======== Listed entries

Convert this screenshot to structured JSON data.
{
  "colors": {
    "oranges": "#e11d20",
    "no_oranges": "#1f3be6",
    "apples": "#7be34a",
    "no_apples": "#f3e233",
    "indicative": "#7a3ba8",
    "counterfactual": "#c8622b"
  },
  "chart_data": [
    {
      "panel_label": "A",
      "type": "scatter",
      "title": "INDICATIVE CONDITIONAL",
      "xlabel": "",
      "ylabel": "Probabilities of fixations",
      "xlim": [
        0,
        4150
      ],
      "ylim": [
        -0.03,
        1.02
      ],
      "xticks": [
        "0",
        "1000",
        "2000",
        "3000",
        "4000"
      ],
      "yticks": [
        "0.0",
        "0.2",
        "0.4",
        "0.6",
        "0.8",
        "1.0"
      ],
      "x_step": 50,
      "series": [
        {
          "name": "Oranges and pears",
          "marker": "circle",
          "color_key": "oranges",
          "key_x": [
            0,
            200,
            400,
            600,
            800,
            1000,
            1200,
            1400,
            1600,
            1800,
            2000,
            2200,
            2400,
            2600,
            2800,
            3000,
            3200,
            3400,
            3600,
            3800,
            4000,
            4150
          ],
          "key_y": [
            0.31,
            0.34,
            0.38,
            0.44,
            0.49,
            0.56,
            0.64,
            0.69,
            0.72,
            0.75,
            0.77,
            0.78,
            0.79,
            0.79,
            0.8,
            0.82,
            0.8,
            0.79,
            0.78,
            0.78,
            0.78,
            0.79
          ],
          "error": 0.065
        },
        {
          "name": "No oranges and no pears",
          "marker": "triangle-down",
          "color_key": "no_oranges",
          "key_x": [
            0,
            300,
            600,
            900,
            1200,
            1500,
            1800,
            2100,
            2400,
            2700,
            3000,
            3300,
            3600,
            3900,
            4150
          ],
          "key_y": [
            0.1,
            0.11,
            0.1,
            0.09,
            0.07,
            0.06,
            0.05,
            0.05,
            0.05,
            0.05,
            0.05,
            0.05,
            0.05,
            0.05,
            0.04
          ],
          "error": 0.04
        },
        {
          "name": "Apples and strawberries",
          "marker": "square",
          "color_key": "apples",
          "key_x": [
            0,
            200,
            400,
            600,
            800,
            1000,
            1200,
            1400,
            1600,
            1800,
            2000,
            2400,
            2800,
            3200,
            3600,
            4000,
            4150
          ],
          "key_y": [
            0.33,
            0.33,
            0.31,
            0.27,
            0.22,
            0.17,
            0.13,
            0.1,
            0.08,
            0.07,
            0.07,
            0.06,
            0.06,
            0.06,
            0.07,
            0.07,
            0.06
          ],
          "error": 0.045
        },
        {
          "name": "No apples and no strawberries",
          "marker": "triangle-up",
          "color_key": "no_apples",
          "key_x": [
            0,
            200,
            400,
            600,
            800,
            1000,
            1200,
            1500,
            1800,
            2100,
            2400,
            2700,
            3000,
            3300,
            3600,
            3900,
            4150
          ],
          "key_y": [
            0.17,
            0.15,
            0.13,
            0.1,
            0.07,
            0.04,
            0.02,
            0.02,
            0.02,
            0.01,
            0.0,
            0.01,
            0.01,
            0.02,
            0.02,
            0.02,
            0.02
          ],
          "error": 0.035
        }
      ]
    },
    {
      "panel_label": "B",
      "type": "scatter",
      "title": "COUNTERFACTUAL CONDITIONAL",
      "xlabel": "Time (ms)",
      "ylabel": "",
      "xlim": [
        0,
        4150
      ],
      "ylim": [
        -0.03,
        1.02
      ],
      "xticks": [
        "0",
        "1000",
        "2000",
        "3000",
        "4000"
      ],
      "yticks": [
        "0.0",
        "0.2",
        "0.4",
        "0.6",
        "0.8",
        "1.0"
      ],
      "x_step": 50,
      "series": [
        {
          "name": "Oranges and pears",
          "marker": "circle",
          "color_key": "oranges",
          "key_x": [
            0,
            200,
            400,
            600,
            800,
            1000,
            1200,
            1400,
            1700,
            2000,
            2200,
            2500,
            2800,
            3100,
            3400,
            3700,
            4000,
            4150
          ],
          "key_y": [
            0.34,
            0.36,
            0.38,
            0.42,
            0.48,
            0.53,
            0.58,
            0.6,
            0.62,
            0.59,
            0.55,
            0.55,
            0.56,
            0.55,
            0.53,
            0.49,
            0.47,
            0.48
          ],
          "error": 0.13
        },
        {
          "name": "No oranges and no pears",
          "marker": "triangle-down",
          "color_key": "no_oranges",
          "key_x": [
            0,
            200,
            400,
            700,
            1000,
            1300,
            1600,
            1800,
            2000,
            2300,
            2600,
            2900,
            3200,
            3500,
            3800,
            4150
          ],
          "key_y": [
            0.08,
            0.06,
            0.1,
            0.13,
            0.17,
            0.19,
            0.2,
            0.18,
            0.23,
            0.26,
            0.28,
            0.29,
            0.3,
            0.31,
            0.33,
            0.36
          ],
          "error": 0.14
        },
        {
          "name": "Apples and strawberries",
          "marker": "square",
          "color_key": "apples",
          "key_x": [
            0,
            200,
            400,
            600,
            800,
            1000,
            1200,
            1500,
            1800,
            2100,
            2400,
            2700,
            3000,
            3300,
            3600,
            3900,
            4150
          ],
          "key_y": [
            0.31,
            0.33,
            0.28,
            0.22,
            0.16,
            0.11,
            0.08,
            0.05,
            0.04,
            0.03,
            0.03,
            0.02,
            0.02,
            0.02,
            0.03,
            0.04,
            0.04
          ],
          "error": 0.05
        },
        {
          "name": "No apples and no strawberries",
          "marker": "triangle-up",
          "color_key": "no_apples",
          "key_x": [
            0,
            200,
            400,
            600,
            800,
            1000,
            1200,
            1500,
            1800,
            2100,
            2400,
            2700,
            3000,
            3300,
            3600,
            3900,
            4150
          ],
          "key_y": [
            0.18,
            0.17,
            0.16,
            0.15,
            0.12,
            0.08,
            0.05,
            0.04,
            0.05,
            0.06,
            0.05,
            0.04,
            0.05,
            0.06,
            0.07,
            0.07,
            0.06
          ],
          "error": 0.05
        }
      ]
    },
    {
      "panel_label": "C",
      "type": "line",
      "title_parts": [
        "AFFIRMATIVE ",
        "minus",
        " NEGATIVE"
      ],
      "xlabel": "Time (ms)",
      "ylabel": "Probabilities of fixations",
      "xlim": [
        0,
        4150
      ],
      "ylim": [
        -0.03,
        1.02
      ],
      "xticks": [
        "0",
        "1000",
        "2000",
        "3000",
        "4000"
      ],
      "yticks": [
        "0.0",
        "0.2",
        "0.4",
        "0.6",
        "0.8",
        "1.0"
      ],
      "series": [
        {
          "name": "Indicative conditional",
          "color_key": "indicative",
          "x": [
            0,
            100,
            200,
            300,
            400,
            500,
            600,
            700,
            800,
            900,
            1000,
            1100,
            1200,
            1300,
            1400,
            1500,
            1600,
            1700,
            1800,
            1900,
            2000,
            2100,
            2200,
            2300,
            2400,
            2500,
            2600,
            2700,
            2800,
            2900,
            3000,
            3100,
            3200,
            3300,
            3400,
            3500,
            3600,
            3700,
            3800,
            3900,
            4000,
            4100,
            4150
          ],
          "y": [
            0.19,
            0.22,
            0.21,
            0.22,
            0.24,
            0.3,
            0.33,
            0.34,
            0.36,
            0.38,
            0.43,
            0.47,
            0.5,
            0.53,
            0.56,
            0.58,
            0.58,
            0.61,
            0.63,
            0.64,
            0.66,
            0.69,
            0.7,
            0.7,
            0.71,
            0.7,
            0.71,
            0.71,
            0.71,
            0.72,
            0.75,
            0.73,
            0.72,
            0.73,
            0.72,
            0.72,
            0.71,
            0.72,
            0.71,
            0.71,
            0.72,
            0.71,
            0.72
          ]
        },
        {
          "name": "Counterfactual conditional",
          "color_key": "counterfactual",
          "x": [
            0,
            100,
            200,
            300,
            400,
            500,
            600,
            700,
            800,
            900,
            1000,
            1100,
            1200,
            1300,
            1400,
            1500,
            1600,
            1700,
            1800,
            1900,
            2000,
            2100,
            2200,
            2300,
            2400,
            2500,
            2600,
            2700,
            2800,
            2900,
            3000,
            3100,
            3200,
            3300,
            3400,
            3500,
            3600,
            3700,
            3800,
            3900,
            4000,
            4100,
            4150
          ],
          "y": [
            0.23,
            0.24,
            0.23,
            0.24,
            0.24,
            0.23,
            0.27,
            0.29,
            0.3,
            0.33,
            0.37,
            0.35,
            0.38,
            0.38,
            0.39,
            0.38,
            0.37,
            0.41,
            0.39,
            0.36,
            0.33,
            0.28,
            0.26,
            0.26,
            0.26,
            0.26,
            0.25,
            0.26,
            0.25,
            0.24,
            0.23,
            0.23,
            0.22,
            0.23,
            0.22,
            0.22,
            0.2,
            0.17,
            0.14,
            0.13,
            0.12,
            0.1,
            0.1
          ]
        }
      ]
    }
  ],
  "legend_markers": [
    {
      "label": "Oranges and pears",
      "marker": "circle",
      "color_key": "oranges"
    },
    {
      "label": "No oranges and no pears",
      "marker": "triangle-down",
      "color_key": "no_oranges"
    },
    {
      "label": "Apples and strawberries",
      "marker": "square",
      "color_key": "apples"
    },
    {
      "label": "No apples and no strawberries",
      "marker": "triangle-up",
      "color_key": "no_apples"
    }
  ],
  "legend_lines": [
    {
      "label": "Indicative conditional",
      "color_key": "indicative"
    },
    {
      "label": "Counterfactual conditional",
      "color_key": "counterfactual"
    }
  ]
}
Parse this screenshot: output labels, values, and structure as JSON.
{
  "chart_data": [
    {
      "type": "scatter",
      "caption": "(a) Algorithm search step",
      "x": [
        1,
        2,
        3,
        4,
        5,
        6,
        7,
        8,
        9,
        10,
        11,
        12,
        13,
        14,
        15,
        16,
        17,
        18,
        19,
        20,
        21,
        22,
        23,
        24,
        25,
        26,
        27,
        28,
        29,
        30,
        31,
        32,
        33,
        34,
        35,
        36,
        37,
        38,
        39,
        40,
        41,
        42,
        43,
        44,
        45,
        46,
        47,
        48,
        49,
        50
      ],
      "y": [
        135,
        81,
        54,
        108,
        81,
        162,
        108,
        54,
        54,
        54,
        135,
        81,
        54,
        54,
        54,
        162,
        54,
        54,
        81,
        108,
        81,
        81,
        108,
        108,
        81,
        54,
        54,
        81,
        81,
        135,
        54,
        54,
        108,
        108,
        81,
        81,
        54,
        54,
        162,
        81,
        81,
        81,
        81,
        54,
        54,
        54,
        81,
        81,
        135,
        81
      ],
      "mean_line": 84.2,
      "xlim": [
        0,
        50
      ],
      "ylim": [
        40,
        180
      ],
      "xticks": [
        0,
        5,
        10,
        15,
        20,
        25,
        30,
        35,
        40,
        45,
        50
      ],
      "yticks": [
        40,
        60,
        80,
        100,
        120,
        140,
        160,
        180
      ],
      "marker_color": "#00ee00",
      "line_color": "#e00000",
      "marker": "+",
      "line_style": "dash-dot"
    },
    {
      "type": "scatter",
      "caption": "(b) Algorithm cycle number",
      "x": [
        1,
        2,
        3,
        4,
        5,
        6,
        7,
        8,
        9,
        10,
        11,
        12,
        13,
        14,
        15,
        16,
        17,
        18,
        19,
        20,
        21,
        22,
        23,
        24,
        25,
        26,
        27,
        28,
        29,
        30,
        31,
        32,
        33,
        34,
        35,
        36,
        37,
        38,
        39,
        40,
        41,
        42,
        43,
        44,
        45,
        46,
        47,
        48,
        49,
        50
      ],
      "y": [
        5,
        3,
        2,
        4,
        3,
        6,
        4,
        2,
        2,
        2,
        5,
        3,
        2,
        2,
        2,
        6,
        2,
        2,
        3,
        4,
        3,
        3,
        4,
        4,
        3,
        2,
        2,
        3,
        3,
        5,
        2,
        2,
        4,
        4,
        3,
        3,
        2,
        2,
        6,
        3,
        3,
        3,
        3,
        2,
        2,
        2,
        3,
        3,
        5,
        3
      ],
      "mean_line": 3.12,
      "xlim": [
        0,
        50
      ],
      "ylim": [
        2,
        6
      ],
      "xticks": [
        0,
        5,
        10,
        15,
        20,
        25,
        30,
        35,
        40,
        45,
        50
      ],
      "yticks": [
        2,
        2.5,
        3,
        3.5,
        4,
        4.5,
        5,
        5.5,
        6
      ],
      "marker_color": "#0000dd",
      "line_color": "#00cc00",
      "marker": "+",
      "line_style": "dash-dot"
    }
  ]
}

================

◆ **What you have to do**: Display every line of the listing that contains the string "JSON".

◆ **Expected output**:
Convert this screenshot to structured JSON data.
Parse this screenshot: output labels, values, and structure as JSON.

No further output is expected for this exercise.